§ **Task**: List the cytokine targets that the text on psoriasis treatment during immune checkpoint inhibitor therapy names for the selective agents it discusses.

§ **Source document**:
=== Begin Enclosure ===

Within this framework, a reassuring conclusion emerges: Contemporary systemic psoriasis treatments, including biologic agents, are unlikely to compromise the efficacy of ICI therapy. The evidence indicates that selective cytokine inhibition differs fundamentally from broad immunosuppression. Agents targeting IL-23, IL-17, and IL‑12/23 act on peripheral immunologic pathways distinct from tumor‑resident cytotoxic T cells and have shown little interference with vaccine-induced immune responses. Moreover, certain anti-cytokine biologics and JAK inhibitors may enhance or restore ICI responsiveness,5-8 challenging the long-held assumption that these agents are incompatible with cancer immunotherapy.
The paper also emphasizes the importance of actively managing ICI-induced psoriasis. Psoriasis is a chronic, potentially recalcitrant disease that significantly impairs quality of life; inadequate control can lead to treatment interruption or discontinuation of ICIs, an especially concerning outcome given that cutaneous irAEs correlate with improved survival and oncologic response.2,9,10 Psoriasis may thus serve as a visible marker of effective immune activation and should be promptly treated with safe, targeted therapies while continuing life-prolonging immunotherapy whenever possible.
The authors appropriately discourage reliance on systemic corticosteroids, which remain common in practice despite their dose-dependent suppression of T‑cell activity and association with poorer cancer outcomes. Corticosteroids are ill-suited for chronic disease management, whereas targeted biologics provide a safer, more durable alternative that preserves the integrity of immunotherapy.

=== End Enclosure ===

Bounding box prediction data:
=== Begin Enclosure ===

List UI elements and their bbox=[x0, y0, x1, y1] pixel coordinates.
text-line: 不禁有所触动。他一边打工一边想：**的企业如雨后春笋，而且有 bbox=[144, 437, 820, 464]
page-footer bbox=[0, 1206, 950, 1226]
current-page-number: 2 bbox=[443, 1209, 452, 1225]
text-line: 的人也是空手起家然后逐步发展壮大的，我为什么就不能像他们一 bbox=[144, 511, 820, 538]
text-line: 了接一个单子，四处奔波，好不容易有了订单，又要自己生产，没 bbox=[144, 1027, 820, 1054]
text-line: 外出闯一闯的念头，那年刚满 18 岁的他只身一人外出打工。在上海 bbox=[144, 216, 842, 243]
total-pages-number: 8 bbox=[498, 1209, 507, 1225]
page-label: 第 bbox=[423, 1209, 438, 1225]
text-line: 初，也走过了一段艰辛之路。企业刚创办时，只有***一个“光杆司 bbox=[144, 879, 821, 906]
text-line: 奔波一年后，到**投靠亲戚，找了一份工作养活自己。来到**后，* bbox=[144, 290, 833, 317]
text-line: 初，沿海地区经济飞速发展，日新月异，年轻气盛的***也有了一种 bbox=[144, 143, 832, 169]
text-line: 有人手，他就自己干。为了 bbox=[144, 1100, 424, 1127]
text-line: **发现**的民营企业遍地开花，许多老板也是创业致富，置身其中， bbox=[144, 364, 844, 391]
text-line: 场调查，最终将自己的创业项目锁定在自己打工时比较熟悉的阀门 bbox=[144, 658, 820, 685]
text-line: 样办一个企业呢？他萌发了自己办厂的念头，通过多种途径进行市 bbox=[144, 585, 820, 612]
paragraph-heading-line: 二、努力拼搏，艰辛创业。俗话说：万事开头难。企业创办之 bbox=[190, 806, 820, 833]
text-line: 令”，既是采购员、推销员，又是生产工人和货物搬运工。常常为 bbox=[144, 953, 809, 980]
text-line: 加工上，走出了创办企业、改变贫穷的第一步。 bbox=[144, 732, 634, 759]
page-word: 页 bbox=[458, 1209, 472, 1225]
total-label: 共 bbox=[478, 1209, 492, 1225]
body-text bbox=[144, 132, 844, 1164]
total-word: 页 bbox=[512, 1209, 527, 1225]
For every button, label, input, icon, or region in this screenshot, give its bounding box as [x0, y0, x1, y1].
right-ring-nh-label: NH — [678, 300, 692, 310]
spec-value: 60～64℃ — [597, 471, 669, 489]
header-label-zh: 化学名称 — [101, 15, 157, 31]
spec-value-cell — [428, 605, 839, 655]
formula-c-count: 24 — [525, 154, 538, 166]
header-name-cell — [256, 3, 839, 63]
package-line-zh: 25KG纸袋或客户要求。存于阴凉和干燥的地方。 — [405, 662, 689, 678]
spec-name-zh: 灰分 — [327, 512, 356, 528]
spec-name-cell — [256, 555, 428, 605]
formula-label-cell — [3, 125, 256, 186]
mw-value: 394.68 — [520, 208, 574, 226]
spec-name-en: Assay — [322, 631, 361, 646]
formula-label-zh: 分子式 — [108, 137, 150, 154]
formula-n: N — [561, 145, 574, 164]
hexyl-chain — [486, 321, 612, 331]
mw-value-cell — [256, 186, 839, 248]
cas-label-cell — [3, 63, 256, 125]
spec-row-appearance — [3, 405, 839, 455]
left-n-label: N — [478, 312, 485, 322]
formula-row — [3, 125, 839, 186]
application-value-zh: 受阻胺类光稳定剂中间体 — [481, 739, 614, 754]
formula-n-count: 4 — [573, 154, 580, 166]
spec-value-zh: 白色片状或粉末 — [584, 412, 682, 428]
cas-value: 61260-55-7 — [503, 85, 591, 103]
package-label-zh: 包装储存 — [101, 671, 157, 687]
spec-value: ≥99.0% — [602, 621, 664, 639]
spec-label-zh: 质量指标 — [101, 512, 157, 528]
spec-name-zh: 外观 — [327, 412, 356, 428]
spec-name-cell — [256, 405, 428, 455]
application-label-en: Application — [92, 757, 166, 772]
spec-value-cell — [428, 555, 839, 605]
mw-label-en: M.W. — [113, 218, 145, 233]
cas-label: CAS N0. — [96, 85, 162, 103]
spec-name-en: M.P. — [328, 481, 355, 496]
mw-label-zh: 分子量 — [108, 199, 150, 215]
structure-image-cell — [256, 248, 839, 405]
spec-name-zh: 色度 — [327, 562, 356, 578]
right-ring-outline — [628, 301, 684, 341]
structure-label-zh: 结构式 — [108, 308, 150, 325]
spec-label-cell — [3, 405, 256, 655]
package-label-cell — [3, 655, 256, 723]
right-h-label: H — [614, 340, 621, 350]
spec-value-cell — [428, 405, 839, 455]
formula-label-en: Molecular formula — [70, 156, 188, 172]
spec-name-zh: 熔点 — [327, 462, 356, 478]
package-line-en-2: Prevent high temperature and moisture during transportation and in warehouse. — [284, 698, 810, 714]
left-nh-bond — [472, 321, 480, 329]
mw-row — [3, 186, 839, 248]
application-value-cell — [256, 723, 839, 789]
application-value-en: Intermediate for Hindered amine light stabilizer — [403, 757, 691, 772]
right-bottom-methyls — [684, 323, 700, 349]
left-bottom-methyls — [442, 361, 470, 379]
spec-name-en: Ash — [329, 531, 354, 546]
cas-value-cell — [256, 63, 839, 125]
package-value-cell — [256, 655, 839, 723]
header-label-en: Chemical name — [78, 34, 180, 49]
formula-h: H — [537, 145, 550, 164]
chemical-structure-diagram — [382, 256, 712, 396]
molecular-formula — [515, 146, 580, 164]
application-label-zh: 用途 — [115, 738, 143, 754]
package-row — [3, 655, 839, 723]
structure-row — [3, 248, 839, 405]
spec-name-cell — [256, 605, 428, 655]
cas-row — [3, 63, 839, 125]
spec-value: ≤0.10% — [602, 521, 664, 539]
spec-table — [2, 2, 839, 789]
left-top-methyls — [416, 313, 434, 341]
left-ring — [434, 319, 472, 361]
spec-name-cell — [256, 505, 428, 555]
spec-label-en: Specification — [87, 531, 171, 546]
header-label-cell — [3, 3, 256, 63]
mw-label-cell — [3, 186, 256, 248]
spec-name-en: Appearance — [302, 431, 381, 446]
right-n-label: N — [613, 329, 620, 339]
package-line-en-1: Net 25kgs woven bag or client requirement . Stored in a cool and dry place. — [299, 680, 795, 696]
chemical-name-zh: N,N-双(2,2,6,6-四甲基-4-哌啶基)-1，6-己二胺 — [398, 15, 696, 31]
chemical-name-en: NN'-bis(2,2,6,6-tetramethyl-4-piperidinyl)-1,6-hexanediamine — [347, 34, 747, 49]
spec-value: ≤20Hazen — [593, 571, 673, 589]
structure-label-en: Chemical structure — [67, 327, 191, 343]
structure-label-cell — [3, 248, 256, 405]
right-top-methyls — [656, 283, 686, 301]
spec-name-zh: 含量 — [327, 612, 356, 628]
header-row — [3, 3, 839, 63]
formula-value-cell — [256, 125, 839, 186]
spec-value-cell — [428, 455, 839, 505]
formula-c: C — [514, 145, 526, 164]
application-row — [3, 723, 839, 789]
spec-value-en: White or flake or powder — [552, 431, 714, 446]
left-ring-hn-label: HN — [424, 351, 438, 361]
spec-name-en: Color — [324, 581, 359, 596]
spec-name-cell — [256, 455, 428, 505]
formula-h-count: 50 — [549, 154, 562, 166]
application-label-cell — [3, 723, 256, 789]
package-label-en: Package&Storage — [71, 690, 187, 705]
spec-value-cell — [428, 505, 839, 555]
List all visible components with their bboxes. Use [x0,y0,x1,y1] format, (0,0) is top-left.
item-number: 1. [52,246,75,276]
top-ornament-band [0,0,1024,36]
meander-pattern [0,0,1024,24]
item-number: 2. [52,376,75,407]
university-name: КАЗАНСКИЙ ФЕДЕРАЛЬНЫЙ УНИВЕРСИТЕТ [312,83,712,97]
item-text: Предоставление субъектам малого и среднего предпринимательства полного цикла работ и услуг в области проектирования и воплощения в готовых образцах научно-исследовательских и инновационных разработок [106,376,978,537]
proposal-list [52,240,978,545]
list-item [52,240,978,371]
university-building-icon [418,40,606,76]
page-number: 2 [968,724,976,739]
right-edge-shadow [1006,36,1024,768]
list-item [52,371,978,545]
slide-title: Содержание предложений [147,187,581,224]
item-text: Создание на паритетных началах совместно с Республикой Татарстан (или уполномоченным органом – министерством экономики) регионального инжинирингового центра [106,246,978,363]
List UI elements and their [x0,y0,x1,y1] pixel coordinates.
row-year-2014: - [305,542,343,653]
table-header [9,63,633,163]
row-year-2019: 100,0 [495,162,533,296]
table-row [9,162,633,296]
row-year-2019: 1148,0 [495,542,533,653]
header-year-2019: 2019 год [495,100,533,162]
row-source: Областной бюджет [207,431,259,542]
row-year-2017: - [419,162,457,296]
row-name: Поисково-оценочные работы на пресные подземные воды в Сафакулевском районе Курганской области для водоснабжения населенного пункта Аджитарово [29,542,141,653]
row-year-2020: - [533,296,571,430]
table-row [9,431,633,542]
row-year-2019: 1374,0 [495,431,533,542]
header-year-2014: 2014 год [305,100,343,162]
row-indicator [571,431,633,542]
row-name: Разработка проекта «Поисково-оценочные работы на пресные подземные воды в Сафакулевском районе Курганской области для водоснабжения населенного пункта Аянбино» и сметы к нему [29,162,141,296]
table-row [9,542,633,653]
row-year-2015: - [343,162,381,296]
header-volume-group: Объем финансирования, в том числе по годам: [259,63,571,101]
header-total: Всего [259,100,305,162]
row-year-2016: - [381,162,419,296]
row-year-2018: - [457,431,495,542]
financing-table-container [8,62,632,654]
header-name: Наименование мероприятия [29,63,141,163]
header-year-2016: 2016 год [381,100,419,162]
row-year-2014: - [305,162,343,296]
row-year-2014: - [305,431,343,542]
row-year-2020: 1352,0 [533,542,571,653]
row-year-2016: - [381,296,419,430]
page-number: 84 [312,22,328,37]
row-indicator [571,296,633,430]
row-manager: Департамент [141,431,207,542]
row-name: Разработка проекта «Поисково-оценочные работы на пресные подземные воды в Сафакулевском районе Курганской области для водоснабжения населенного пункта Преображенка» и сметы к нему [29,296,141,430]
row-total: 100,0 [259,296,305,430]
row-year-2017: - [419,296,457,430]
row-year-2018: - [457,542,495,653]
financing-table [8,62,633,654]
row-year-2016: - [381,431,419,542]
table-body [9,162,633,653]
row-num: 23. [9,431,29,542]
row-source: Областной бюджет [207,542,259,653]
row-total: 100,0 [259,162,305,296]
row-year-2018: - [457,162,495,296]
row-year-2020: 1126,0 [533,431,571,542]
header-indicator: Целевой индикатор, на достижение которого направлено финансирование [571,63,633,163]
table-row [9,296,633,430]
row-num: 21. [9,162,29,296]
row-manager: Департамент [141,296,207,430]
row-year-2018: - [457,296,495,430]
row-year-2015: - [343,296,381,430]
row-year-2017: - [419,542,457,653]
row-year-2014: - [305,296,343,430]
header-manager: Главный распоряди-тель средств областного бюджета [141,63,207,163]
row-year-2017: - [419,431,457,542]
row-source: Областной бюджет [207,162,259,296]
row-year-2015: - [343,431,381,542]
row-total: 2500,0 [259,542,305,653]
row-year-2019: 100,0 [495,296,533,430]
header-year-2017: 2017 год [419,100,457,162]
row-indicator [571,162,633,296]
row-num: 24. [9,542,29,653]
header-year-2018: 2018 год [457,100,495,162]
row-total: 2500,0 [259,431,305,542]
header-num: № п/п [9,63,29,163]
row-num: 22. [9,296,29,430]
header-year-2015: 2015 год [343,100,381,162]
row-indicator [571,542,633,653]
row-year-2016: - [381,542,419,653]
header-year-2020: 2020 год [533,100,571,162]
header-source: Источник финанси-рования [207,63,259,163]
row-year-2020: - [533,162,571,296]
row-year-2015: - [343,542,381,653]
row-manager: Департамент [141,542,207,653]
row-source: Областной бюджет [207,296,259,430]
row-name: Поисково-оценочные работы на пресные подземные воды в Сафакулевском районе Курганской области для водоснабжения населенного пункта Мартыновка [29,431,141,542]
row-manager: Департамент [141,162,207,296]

=== End Enclosure ===

§ **Solution for this exercise**: IL-23, IL-17, IL-12/23